*** Extract ***

The couple lived at the Danish court in Copenhagen for many years until the Christiansborg Palace fire of 1794 and the death of the elder Duke of Augustenborg (Frederik Christian I, 1721–1794), when her husband inherited the estate and the Duchy. The princess was often the center of court activities, and was proclaimed the “Venus of Denmark”; she was the real female center of the Danish royal court even after her brother's marriage in 1790. After 1794 they lived during the summer on the island of Als and at Gråsten. They lived in Denmark in the winters and in Augustenburg during the summers, where she held a lively court, where artists, such as the poet Jens Baggesen, were among her admirers.

The spouses were dissimilar: while Louise Augusta was extroverted, lively, beautiful and pleasure-loving, her spouse was unattractive, serious, interested in philosophy and politics. But they fell in love with each other.

Louise Augusta felt sympathy for the French Revolution and had therefore anti-British views from 1789 onward.

== Later life ==

Over the years conflict developed between her husband and her brother, especially over the relationship of the double-duchies of Schleswig-Holstein and his small appanage around Sonderborg on one hand and the Danish monarchy on the other. She remained loyal to the Danish Royal House or rather, to her brother, throughout the differences, and acted as his agent with her spouse. In 1810 she worked actively to stop the Duke's attempts to be chosen as successor to the Swedish throne, which were linked with the duke's younger brother Charles August of Augustenburg becoming chosen by Swedes and then dying, after which Jean-Baptiste Bernadotte, Marshal of France and Prince of Ponte Corvo, was elected.

Their relationship eventually fell apart, and Frederik Christian tried to legally limit her influence over their children's future. He died on 14 June 1814, and Louise Augusta took control of the Augustenborg estates and the children's upbringing. The estate was turned over to the eldest son, Christian August, on his return from an extended foreign tour in 1820. From then on she resided in the Augustenborg Castle, where she established an eccentric court. In 1832 in order to give her youngest son, Frederik Emil August, better income possibilities she purchased the estate Nør and Grønwald in Dänischwold near Ekernførde Fjord in South Schleswig. She had a close and warm relationship with her daughter and her son-in-law, but her relationship to her sons was tense.

*** End of Extract ***

__Exercise requirements__
a – Answer these questions from the passage about Louise Augusta, one line each:
(i) What title was she proclaimed at the Danish court?
(ii) On what date did her husband die?
(iii) Which estate did she purchase in 1832?
b – Using the passage about Louise Augusta, explain in one to three sentences why she bought an estate in 1832.
c – Carry the passage about Louise Augusta forward from its final sentence.

*** Records provided ***

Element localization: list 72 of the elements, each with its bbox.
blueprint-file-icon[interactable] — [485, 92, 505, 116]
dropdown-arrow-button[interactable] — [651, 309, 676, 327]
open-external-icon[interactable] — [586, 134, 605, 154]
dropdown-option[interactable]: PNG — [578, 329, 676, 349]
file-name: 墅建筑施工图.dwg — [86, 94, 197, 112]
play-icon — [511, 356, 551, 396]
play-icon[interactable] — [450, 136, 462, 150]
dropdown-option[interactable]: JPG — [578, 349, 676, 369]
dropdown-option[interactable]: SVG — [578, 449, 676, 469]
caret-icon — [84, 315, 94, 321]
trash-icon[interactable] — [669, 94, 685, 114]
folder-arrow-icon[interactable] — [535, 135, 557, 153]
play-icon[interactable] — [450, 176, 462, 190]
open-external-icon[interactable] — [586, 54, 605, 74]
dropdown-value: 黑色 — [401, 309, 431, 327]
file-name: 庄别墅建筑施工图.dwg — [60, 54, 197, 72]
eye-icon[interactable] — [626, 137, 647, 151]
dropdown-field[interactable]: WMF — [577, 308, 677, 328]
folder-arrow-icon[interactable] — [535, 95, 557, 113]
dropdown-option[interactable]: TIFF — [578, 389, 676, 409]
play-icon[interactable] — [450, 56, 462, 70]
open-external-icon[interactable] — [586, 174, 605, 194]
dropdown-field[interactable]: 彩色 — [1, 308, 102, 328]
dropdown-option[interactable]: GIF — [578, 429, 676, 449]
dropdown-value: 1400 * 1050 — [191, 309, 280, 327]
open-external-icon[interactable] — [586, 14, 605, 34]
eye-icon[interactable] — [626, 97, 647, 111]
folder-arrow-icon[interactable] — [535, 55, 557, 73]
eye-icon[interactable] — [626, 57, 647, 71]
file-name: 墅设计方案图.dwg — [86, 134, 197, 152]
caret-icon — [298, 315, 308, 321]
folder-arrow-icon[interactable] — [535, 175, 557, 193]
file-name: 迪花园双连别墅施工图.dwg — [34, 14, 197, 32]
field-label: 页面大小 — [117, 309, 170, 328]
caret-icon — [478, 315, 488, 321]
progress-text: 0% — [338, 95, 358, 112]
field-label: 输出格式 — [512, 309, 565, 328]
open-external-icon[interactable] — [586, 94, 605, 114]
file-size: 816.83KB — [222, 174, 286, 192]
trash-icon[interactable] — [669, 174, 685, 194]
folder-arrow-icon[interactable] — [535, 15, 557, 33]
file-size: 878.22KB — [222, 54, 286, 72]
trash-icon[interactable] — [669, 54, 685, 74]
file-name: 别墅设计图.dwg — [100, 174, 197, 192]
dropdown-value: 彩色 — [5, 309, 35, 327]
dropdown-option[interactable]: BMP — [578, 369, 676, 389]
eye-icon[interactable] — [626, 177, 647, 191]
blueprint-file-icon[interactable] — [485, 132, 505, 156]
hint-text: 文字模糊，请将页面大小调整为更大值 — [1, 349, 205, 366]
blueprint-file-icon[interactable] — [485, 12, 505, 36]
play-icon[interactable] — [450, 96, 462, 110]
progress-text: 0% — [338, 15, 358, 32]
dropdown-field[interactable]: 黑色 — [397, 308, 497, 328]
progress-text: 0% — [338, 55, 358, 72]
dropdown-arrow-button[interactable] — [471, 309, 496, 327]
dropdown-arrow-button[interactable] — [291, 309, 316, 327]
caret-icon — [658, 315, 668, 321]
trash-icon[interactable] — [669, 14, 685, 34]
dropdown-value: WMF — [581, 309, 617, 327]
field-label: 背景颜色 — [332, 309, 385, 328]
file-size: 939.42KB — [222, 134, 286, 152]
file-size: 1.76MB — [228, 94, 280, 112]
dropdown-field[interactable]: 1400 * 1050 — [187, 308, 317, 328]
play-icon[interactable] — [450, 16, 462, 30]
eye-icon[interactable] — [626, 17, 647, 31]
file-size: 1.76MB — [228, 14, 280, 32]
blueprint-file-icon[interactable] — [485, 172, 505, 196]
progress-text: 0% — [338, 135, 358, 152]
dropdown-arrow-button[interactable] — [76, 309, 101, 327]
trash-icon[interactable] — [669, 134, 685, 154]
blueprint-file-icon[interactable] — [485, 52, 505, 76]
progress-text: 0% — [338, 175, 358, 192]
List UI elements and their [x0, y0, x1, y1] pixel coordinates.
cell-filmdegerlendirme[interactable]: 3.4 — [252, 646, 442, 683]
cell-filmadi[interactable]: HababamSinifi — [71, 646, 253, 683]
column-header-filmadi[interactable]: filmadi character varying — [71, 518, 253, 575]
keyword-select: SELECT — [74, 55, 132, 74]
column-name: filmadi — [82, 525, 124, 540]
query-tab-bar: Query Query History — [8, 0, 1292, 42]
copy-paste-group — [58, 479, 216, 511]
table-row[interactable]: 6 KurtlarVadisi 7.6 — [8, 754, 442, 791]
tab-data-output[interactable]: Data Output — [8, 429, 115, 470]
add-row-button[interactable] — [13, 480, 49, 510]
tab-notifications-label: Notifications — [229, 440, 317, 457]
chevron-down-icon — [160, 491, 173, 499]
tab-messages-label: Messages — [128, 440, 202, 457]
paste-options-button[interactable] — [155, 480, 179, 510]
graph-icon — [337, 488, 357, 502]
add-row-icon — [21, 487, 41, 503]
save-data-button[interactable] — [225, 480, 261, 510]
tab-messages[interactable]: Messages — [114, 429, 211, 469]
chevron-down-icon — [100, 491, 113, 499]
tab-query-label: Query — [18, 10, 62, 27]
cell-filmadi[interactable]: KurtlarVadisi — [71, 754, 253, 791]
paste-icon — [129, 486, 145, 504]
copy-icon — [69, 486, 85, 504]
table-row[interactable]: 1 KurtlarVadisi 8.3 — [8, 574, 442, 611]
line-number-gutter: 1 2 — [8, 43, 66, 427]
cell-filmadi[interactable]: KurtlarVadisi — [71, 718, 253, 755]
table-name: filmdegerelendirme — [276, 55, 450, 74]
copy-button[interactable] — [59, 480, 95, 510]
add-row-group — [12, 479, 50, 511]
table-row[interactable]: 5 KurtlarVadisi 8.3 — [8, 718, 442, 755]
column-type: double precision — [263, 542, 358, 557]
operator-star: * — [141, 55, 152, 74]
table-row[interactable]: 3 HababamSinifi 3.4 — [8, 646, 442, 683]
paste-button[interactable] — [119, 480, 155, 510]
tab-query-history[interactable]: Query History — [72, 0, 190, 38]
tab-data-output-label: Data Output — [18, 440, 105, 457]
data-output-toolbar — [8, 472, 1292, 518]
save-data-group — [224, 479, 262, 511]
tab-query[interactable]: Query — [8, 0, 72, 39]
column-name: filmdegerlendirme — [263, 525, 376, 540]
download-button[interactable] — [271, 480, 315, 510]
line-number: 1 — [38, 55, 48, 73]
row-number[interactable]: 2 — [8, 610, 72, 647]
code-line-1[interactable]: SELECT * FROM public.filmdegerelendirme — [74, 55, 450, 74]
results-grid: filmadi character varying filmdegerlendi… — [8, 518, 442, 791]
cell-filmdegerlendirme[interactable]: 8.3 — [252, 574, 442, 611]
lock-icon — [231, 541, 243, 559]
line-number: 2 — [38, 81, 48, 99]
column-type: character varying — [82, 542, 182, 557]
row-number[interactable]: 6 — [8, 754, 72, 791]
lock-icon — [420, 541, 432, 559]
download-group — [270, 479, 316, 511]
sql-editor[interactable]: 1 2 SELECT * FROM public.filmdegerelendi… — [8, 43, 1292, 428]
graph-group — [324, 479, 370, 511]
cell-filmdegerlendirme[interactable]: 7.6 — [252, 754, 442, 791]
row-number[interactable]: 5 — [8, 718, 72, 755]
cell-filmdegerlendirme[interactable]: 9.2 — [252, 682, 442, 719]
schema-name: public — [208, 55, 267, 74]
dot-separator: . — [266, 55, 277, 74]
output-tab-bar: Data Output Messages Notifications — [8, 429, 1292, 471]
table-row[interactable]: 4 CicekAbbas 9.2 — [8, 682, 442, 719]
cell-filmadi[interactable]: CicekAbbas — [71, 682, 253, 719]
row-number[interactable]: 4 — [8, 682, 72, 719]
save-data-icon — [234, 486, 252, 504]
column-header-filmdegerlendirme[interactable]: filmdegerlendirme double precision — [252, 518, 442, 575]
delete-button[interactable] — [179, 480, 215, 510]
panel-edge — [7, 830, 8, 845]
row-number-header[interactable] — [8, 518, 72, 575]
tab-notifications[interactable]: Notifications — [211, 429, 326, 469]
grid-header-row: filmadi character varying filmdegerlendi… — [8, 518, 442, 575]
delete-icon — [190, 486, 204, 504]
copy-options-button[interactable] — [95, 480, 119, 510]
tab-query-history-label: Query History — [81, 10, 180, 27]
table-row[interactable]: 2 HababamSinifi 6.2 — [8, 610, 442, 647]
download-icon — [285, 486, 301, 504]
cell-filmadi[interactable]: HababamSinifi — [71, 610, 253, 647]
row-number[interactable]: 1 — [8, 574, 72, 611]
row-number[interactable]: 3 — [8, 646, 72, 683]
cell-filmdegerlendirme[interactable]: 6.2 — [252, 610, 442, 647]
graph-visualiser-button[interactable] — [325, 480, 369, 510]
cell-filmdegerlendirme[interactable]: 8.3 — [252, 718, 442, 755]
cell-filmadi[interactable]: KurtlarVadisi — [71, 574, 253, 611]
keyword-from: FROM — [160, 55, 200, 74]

*** End of Records provided ***

__Written responses__
a –
(i) The "Venus of Denmark."
(ii) 14 June 1814.
(iii) Nør and Grønwald, in Dänischwold near Ekernførde Fjord in South Schleswig.

b – She bought the estate of Nør and Grønwald in Dänischwold, near Ekernførde Fjord in South Schleswig, to give her youngest son, Frederik Emil August, better income possibilities.

c –
She died at Augustenborg in 1843, when her brother's reign in Denmark had already ended and Christian VIII, her son-in-law, ascended - she thus died as the mother of the then Queen of Denmark.

== Louise Augusta in culture and legacy ==

Two portraits of her were painted by Danish artist Jens Juel. The first from 1784 is in Royal Collection, London, and the second from 1787 is in the Frederiksborg Palace Museum. Another portrait of her by Anton Graff is in Sønderborg Castle.

Danish author Maria Helleberg has written a best-selling historical novel based on the life of Louise Augusta called "Kærlighedsbarn" ("Love Child"), which inspired a special biographical exhibition on the life of the princess at Rosenborg Castle.

She is a minor character in The Lost Queen by Norah Lofts, a historical novel about the life of her mother, Caroline Matilda of Great Britain.

Fort Augustaborg in Ghana was named after her.

Fort Louise Augusta a battery near Christiansted, St. Croix, United States Virgin Islands is named for her.

==Issue==
- Caroline Amalie (28 June 1796 – 9 March 1881), who would become Queen of Denmark as consort to Christian VIII
- Christian August (19 July 1798 – 11 March 1869), the Duke of Holstein-Sonderburg-Augustenburg (who was to become a pivotal figure in the Question of Schleswig-Holstein in the 1850s and 1860s). In order to hold to potential Danish feelings, he was married to a Danish relative, Countess of Danneskjold-Samsoe.
- Frederik Emil August (23 August 1800 – 2 July 1865), the “Prince” of Nør (Noer)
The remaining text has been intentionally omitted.